> **What the task requires**
Repeat word for word the passage of the Underrail comments below, starting with "Styg has an" and going on through "it to perfection.".

> **Excerpt provided**
○ ○ ○ ○ ○ ○ ○

Underrail's writing is straight to the point and I like it very much (compared to wasteland 2 for example). I especially like the dry irony that pops up every now and then but never gives a cheap feeling.
I do agree though that the first parts could have a bit more lore on them. When you reach the Tchortist part the writing and lore is actually very nice. The very beginning (SGS compound) is the weakest place lorewise. The characters there need a bit of a twist and some kind of looming danger.
Styg has an astonishing drive to materialize his vision.
He could have released his game as a full version a long time ago, while in mid-beta, and it would have been more content-worthy and complete than 99% of the games released as "full versions" today. Yet, he still continues to work on it and bring it to perfection.
Underrail's writing is straight to the point and I like it very much (compared to wasteland 2 for example). I especially like the dry irony that pops up every now and then but never gives a cheap feeling.
I do agree though that the first parts could have a bit more lore on them. When you reach the Tchortist part the writing and lore is actually very nice. The very beginning (SGS compound) is the weakest place lorewise. The characters there need a bit of a twist and some kind of looming danger.

○ ○ ○ ○ ○ ○ ○

> **Source material**
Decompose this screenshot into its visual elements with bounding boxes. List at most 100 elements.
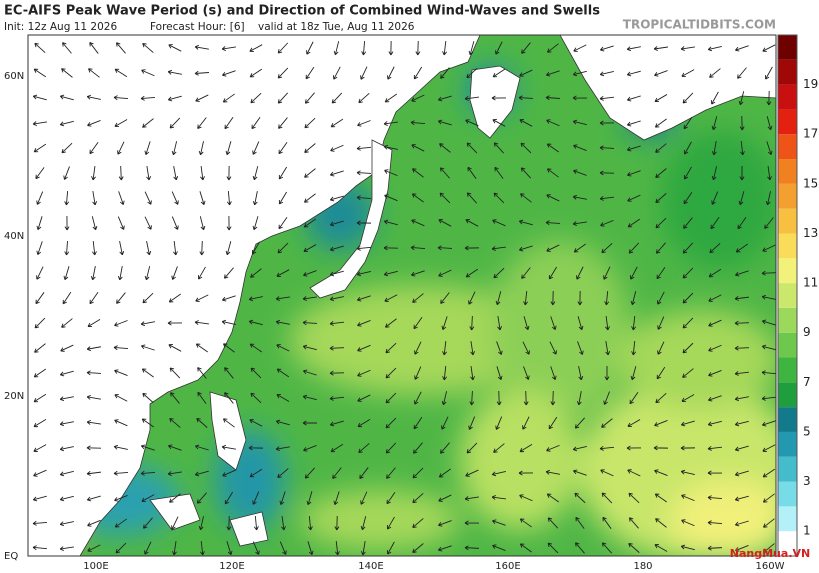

○ ○ ○ ○ ○ ○ ○

> **Answer below**
Styg has an astonishing drive to materialize his vision.
He could have released his game as a full version a long time ago, while in mid-beta, and it would have been more content-worthy and complete than 99% of the games released as "full versions" today. Yet, he still continues to work on it and bring it to perfection.